* _MATERIAL TO PROCESS_:
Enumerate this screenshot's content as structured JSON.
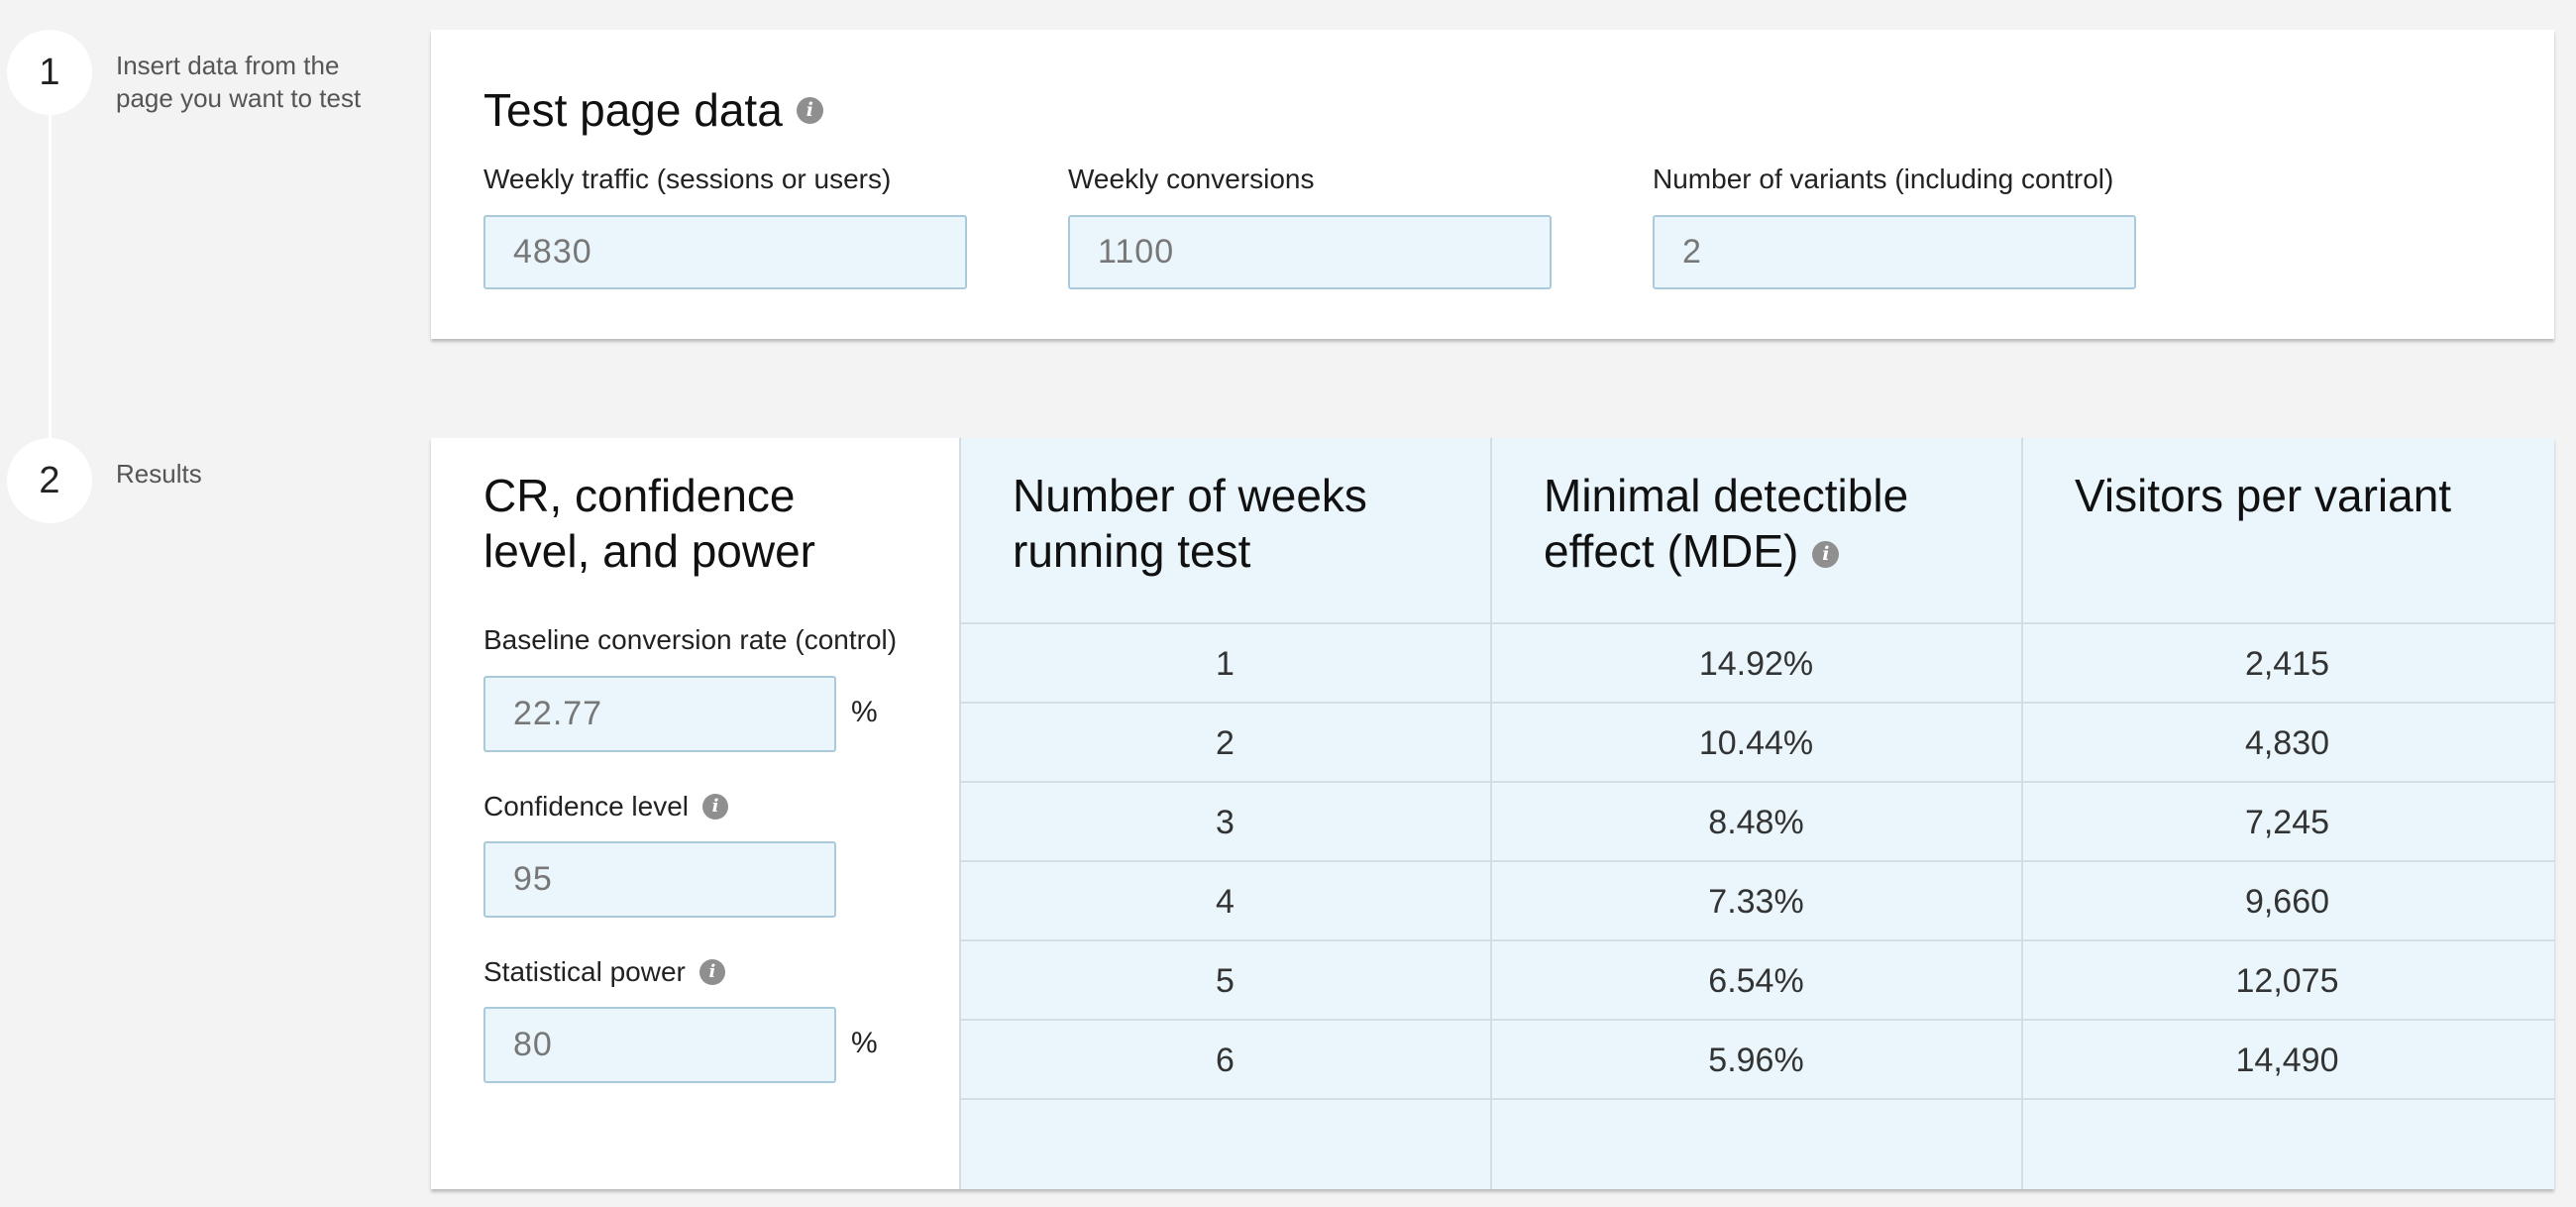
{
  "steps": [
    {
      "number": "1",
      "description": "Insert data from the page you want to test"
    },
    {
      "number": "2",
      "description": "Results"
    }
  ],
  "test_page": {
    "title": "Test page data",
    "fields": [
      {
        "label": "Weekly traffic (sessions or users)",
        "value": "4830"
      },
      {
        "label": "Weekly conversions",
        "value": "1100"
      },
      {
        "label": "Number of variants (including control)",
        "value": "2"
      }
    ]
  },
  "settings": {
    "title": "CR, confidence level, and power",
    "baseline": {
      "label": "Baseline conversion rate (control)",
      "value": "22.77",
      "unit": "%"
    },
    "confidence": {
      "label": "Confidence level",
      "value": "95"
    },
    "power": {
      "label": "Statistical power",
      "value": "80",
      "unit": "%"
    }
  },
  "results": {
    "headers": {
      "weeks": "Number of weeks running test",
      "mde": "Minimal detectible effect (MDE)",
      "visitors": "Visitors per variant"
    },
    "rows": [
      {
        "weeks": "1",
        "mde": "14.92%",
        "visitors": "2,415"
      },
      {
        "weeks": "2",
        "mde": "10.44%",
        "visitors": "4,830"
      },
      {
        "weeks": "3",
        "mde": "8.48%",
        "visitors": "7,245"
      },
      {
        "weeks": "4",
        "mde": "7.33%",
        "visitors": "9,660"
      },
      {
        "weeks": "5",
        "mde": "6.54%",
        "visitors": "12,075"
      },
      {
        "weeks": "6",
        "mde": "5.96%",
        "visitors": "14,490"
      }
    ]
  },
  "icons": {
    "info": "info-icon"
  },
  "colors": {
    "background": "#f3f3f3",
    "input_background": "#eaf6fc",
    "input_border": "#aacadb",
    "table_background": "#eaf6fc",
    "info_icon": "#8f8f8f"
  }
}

==

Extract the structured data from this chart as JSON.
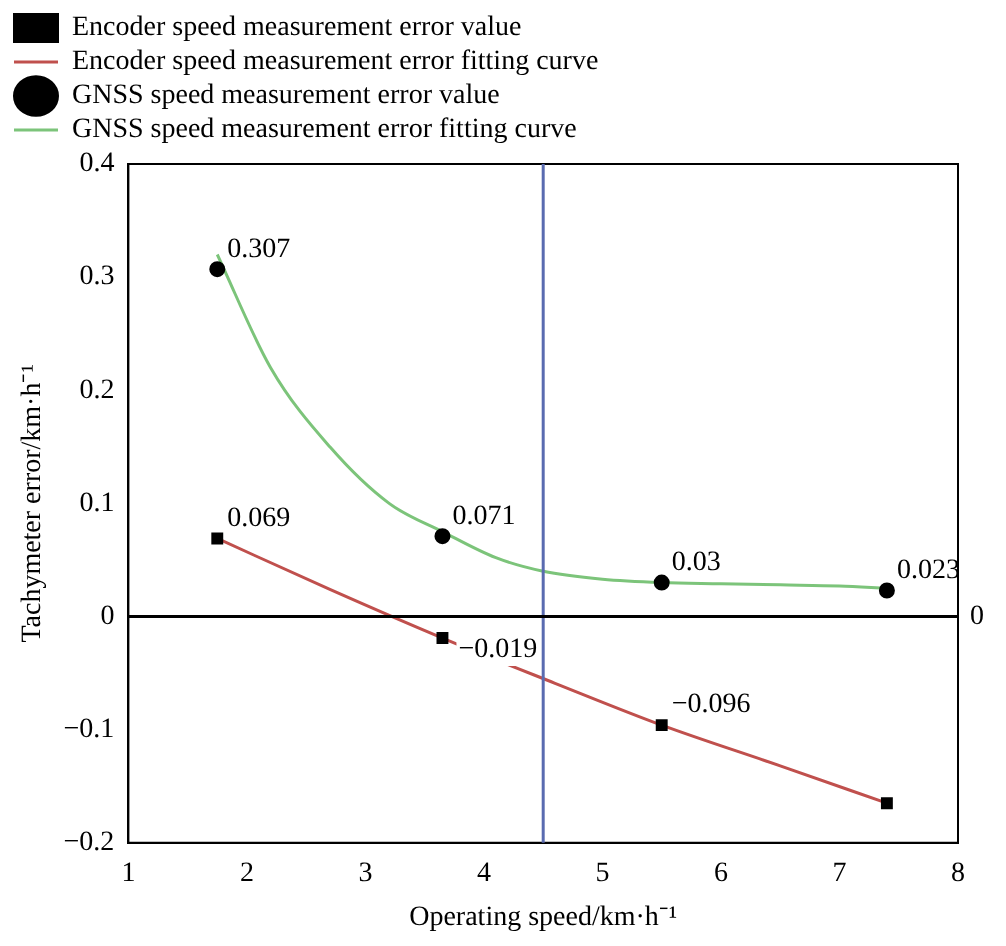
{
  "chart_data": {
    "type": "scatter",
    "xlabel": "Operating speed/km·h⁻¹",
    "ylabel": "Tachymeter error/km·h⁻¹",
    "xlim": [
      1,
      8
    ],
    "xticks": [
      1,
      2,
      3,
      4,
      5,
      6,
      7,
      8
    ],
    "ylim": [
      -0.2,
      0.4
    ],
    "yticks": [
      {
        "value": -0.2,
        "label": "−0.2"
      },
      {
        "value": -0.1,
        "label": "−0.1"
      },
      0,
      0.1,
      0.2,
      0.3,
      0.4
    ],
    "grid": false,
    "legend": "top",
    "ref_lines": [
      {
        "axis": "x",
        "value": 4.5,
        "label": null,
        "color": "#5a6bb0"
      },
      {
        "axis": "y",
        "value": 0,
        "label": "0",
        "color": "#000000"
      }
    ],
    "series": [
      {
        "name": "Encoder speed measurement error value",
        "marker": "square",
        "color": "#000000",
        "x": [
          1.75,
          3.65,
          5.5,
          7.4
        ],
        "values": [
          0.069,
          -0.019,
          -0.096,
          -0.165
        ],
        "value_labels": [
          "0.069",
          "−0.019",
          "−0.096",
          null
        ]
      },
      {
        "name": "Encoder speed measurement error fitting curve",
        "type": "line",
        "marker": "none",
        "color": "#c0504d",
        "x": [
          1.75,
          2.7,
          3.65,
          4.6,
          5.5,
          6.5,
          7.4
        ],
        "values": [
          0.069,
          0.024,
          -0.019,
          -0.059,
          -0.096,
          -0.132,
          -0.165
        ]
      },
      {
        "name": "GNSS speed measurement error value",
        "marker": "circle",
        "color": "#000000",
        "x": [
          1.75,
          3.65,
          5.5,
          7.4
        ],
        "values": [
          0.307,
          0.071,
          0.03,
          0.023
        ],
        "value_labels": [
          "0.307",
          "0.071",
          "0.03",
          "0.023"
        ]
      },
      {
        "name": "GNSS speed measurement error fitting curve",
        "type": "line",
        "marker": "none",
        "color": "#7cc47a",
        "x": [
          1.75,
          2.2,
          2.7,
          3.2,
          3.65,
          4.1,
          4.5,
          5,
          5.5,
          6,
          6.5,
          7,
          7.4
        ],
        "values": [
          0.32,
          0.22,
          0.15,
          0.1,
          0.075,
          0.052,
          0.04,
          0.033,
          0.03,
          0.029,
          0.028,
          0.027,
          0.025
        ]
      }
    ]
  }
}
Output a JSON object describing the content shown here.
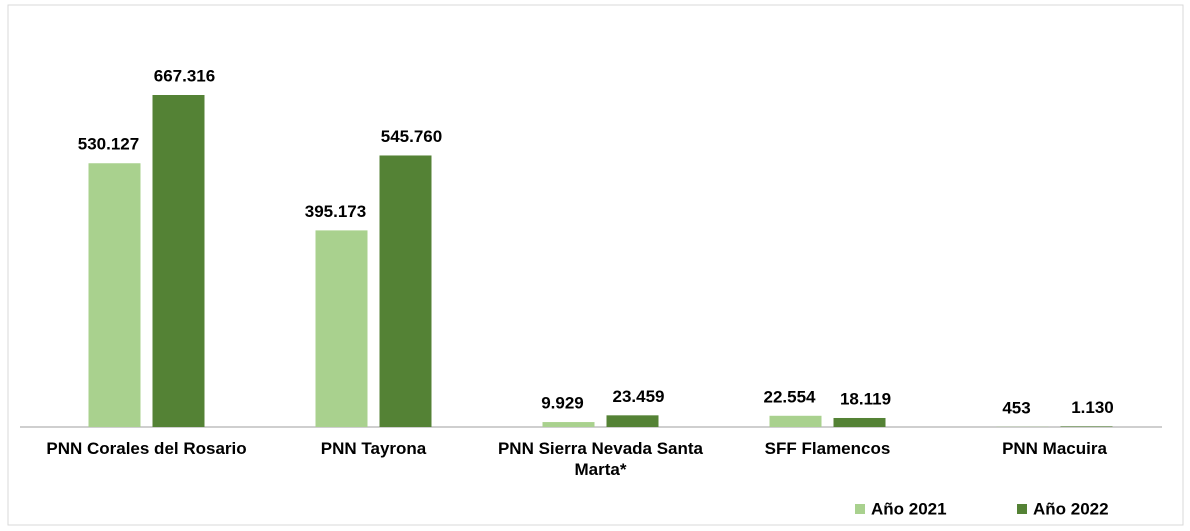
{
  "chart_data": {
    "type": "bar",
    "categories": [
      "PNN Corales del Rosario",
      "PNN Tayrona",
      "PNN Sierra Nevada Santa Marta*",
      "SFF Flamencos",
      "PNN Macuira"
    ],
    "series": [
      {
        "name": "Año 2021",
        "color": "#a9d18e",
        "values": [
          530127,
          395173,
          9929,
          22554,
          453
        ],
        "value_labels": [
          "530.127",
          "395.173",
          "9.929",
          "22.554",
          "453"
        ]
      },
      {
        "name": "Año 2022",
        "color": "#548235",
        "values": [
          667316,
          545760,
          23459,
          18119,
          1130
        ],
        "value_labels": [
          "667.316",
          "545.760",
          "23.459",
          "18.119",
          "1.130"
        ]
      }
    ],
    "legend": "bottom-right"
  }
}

==

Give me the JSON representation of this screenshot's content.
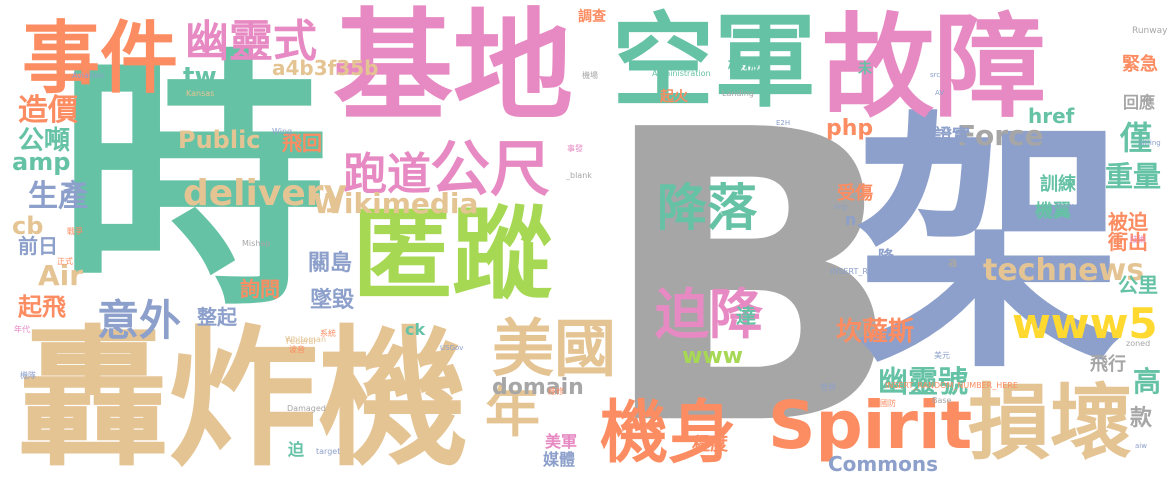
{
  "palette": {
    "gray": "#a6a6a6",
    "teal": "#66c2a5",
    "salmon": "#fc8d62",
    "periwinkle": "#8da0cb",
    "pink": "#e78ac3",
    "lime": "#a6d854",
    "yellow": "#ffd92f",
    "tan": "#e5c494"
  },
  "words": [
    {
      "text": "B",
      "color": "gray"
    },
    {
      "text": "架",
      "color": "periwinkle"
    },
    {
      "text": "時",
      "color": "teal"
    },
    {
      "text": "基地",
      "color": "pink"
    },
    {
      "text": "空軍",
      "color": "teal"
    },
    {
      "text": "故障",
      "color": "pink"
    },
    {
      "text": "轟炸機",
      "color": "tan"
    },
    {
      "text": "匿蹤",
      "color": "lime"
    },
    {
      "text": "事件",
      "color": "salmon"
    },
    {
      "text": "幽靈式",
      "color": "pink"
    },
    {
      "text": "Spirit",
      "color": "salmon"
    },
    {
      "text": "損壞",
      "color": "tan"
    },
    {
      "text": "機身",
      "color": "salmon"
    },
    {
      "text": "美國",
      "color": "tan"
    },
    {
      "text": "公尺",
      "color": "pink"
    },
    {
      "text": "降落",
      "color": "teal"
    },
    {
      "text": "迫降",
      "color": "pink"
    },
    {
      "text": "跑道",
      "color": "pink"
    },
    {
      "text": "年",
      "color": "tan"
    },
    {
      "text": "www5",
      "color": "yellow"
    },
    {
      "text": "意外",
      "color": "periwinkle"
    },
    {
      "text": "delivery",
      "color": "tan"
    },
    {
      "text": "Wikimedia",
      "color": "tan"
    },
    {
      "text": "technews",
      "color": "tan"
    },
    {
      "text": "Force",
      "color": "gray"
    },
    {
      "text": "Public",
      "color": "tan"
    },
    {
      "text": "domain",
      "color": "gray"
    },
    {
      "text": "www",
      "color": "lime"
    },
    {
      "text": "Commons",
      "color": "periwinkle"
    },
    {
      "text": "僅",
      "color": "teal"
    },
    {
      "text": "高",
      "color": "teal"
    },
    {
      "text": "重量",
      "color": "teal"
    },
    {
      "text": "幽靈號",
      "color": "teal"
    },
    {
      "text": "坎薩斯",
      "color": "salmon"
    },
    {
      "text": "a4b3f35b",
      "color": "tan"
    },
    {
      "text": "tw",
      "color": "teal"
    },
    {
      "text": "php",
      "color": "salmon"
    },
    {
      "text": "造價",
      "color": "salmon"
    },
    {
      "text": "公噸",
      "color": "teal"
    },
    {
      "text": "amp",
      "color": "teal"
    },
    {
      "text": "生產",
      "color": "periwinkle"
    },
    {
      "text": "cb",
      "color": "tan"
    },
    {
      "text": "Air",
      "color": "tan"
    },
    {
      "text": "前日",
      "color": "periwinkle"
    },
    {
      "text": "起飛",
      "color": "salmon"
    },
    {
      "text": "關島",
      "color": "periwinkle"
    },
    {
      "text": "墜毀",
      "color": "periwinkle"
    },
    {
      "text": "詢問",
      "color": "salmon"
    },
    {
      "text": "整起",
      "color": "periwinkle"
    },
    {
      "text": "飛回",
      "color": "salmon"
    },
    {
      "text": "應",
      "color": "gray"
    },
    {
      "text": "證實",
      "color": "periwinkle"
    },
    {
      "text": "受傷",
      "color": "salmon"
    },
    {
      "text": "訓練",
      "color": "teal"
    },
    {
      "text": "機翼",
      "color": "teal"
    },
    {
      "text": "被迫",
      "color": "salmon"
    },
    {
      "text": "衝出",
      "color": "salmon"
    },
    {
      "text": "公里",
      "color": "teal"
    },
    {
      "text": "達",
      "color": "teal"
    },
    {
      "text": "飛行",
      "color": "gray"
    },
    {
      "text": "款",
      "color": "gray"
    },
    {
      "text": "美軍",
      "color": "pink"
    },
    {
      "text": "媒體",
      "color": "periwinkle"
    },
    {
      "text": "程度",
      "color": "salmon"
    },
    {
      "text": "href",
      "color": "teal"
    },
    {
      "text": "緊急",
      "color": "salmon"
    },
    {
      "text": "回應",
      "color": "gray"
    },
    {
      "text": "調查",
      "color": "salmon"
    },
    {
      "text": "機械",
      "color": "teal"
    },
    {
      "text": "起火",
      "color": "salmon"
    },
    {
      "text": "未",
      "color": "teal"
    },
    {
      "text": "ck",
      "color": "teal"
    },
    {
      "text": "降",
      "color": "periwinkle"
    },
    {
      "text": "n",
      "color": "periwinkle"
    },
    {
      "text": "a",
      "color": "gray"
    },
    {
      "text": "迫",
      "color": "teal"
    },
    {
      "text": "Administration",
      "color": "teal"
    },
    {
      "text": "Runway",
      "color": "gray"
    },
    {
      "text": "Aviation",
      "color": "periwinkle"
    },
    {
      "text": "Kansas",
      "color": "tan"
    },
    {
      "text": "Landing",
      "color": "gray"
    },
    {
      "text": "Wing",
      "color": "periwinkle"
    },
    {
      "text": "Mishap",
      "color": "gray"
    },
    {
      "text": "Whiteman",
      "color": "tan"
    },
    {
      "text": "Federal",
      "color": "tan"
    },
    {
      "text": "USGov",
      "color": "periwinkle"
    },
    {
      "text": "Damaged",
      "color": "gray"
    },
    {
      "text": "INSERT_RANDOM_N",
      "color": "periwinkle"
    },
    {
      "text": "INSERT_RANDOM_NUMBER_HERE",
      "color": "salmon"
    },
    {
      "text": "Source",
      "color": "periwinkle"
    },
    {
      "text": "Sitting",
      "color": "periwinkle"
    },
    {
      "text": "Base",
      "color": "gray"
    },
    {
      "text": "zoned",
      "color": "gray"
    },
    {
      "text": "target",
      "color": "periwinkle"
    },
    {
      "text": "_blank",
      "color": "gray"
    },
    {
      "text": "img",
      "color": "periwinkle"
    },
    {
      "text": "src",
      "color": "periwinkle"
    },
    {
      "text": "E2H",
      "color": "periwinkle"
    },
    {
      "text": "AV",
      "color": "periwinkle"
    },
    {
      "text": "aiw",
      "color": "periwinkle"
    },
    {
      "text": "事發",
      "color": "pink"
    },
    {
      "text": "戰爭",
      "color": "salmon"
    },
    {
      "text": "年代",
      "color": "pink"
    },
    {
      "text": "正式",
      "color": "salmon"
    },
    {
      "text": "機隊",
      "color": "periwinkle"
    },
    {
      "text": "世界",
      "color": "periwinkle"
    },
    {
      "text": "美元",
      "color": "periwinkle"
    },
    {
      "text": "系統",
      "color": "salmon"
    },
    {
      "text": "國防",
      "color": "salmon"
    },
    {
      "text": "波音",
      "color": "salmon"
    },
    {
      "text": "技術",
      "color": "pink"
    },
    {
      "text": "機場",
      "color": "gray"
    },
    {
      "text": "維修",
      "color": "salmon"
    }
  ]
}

* _WHAT TO DO_:
All lines in the data that contain the word "curve" should be copied.

* _FULL ANSWER_:
        "name": "Encoder speed measurement error fitting curve",
        "name": "GNSS speed measurement error fitting curve",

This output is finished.